Search the listing for the string "gondoskodni" and copy every line that contains it.

#### Record extracts:
-- begin --
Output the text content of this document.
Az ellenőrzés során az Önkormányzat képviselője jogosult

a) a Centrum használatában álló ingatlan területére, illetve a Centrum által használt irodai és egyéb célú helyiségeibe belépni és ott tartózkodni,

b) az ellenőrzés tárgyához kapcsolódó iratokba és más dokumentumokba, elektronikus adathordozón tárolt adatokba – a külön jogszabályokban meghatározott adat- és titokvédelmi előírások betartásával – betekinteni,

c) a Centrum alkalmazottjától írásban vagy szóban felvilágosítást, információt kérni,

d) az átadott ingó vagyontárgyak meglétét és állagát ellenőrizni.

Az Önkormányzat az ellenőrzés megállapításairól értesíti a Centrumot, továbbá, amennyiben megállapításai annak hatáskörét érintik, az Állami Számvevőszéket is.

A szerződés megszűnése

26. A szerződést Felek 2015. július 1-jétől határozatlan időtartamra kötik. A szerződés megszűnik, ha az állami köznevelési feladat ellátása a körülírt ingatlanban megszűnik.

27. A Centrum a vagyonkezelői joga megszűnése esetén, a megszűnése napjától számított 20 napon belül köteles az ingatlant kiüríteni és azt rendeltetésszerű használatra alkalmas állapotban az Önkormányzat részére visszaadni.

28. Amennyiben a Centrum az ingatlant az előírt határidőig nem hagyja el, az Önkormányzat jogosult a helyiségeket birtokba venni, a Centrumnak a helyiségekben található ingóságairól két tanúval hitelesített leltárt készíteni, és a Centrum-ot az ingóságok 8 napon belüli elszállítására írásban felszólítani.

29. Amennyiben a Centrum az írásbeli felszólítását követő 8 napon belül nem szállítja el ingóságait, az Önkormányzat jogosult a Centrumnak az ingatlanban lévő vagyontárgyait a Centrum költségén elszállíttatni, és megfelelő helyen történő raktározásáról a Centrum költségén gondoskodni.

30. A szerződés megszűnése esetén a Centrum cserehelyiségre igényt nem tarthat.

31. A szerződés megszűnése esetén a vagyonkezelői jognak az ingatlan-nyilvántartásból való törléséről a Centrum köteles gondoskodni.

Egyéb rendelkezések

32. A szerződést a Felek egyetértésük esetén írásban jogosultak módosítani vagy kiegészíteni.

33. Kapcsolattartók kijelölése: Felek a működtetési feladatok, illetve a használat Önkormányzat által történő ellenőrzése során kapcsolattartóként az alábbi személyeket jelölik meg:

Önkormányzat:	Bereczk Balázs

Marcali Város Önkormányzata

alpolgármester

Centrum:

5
-- end --
-- begin --
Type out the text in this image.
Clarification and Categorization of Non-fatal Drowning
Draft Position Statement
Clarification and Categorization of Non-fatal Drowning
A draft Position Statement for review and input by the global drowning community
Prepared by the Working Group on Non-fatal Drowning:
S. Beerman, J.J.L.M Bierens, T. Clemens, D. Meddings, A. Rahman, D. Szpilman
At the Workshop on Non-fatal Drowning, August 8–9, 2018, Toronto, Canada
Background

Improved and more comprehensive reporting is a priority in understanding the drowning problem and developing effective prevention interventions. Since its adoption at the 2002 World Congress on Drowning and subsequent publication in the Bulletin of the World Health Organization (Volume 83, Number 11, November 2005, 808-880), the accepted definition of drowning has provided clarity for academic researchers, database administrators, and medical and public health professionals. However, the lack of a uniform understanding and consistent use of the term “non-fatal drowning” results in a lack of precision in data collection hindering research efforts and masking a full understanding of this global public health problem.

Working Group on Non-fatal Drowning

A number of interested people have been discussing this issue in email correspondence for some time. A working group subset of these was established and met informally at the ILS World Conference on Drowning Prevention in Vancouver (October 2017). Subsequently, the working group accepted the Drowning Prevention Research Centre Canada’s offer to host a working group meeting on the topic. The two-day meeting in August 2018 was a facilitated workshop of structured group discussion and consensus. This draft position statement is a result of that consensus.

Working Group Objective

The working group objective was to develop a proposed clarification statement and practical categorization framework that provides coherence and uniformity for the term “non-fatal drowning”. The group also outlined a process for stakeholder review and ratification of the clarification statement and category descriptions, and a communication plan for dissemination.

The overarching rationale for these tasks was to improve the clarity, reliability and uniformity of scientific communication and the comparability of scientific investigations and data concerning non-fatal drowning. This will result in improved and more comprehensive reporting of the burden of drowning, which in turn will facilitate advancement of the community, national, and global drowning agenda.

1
-- end --
#### Output for this exercise:
29. Amennyiben a Centrum az írásbeli felszólítását követő 8 napon belül nem szállítja el ingóságait, az Önkormányzat jogosult a Centrumnak az ingatlanban lévő vagyontárgyait a Centrum költségén elszállíttatni, és megfelelő helyen történő raktározásáról a Centrum költségén gondoskodni.
31. A szerződés megszűnése esetén a vagyonkezelői jognak az ingatlan-nyilvántartásból való törléséről a Centrum köteles gondoskodni.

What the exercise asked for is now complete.